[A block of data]
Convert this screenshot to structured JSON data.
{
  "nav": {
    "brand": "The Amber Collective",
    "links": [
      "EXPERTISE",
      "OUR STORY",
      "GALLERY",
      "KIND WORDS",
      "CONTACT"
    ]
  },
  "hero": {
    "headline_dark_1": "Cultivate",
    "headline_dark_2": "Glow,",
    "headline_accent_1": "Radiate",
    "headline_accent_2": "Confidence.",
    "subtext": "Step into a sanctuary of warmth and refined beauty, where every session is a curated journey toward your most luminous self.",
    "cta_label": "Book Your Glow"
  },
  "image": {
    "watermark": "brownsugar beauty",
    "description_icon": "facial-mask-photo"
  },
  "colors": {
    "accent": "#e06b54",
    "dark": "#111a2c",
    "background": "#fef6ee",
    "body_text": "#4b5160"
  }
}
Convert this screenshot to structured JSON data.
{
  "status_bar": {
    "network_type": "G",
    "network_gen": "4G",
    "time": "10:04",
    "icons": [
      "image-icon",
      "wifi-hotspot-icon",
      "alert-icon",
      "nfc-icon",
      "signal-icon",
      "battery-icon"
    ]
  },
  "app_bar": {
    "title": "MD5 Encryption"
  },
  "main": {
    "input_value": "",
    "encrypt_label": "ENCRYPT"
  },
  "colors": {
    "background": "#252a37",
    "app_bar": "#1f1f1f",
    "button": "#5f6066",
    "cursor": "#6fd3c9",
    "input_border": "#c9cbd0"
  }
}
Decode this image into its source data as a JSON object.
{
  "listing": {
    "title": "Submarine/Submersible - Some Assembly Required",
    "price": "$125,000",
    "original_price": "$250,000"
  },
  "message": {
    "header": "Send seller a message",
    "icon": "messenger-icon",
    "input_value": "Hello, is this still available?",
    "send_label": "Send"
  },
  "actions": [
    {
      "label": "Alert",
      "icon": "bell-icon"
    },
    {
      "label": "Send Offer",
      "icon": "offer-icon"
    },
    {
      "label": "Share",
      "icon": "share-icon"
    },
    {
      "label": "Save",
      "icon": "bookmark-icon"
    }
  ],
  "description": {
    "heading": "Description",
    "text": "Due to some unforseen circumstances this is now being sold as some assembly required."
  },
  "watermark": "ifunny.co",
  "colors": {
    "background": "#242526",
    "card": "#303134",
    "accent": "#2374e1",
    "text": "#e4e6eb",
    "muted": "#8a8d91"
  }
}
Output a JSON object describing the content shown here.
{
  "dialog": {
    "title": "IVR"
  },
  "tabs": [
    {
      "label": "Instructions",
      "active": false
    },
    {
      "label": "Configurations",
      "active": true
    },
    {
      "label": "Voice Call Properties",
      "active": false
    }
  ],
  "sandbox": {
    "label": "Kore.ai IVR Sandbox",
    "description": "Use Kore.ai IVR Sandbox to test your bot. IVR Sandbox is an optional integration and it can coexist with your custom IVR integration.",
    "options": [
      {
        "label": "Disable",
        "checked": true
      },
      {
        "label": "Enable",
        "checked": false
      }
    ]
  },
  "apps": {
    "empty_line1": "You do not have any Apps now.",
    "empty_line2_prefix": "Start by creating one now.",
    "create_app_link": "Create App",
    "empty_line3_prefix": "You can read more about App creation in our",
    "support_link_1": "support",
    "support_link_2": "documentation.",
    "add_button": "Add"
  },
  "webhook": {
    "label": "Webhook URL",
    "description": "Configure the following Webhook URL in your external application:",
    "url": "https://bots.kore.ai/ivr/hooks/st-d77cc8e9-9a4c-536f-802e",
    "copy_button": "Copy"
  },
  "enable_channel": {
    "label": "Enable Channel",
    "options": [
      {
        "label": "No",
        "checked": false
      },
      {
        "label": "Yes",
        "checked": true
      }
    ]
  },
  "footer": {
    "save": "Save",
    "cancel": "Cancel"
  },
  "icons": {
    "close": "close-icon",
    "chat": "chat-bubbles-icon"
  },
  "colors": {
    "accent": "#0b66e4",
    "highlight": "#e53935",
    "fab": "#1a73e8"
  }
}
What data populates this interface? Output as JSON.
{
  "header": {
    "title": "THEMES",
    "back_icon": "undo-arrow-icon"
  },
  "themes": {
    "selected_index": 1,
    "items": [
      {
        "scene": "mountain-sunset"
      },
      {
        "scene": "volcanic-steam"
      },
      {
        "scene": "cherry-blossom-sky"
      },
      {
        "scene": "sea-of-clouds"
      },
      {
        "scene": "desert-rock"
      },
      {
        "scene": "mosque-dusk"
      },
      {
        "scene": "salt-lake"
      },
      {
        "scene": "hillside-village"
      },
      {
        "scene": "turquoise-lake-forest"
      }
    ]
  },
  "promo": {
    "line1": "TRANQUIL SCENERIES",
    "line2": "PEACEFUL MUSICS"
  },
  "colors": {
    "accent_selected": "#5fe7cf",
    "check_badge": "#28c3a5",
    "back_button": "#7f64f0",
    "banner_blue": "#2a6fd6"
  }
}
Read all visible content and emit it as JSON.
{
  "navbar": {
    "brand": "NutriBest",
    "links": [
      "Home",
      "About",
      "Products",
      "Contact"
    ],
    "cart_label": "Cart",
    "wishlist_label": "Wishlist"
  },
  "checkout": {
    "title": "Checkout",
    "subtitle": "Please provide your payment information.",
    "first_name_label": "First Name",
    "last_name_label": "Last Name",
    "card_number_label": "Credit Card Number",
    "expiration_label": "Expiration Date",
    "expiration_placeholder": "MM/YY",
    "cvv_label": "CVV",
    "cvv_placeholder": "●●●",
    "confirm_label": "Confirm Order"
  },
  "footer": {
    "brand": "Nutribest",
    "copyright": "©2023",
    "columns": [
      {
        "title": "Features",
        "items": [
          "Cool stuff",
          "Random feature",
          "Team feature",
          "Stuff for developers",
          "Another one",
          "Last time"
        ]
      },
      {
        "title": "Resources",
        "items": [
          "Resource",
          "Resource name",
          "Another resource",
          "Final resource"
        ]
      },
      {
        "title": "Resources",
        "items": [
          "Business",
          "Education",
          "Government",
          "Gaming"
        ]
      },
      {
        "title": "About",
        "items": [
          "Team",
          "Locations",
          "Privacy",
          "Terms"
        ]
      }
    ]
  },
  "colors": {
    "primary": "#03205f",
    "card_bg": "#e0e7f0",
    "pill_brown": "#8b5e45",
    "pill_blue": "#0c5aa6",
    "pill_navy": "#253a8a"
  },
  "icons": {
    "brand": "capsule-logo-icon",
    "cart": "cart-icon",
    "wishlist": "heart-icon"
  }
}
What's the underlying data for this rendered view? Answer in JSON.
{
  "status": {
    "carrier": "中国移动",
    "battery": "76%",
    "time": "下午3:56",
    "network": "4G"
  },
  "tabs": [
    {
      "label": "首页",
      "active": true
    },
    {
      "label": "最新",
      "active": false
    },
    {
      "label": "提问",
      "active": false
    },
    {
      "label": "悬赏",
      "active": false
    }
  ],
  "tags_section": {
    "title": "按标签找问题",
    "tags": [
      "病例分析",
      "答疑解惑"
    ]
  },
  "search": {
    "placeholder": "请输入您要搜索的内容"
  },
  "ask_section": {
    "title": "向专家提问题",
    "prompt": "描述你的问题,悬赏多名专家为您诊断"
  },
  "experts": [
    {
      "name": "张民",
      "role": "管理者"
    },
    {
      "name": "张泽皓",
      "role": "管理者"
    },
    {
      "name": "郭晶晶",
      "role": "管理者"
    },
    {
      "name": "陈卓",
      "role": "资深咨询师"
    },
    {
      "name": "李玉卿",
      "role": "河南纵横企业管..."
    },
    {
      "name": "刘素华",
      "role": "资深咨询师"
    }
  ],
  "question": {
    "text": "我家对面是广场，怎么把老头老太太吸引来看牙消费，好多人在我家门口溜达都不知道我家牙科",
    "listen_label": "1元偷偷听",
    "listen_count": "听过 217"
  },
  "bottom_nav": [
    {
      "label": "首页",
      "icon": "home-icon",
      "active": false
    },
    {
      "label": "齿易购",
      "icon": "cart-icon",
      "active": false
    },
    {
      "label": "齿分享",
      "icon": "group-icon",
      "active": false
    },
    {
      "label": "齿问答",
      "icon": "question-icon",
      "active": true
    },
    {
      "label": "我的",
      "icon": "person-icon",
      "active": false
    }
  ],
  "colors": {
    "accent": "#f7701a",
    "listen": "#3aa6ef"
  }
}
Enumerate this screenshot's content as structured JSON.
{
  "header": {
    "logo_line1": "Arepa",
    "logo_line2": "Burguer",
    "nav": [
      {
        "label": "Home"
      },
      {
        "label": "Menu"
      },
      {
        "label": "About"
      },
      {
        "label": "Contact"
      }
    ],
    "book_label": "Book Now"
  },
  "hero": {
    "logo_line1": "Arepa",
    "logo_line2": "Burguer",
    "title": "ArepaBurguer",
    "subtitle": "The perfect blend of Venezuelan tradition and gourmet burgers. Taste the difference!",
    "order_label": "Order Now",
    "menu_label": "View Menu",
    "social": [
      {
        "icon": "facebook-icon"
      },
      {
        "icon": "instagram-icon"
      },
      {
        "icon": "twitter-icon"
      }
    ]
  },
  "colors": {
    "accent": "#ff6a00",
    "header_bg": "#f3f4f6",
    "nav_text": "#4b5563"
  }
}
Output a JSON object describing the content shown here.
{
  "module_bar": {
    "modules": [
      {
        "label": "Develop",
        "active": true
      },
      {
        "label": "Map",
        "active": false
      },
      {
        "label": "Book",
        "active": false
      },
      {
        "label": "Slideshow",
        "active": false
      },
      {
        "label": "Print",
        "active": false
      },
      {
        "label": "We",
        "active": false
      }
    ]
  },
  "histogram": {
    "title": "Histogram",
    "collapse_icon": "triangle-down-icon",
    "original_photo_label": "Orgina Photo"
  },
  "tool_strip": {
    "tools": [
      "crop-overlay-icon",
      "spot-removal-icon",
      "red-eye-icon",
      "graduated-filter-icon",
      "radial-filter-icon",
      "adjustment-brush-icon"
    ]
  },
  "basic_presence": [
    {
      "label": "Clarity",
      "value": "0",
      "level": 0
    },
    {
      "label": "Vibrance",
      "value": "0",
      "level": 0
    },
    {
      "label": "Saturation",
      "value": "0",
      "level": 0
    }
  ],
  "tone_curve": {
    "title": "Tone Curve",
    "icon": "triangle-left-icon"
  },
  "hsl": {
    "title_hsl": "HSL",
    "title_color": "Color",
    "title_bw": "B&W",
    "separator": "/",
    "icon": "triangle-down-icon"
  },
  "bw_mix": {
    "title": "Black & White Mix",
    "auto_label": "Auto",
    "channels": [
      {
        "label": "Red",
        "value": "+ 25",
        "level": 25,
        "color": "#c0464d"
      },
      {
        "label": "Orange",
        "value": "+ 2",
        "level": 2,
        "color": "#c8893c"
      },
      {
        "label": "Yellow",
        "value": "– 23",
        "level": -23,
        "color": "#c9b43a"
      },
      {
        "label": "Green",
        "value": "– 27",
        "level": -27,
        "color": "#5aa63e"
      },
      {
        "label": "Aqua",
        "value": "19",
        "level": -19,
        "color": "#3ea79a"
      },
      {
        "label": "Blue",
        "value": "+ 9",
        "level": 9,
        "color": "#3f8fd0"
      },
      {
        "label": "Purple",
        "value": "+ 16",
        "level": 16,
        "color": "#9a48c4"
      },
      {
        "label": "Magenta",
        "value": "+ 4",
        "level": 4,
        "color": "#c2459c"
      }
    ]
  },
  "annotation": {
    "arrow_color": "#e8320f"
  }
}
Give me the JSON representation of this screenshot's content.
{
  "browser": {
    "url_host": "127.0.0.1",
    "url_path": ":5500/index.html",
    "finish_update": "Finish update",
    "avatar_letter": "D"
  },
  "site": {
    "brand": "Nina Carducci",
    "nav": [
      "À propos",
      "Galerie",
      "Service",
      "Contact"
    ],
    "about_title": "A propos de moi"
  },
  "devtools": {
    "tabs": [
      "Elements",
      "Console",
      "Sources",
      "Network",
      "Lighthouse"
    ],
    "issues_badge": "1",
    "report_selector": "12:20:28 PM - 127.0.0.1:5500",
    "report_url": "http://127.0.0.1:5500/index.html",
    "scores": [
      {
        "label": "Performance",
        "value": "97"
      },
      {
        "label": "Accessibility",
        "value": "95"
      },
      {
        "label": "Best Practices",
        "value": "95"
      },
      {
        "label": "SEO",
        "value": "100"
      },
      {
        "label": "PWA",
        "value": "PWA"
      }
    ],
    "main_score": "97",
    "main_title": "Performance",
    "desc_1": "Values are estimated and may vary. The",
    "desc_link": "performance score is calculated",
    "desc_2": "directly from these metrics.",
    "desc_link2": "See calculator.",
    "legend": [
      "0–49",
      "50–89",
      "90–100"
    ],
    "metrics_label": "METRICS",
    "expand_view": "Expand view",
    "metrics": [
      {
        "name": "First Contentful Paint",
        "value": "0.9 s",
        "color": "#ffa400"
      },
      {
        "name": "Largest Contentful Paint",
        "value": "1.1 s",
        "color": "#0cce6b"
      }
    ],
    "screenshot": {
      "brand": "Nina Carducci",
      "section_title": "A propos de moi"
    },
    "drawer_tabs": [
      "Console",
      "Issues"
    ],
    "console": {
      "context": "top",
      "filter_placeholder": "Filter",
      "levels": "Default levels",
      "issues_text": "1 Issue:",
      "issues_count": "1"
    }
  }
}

Your instructions
Copy all lines from the material that include "Glow".

The solution
    "headline_dark_2": "Glow,",
    "cta_label": "Book Your Glow"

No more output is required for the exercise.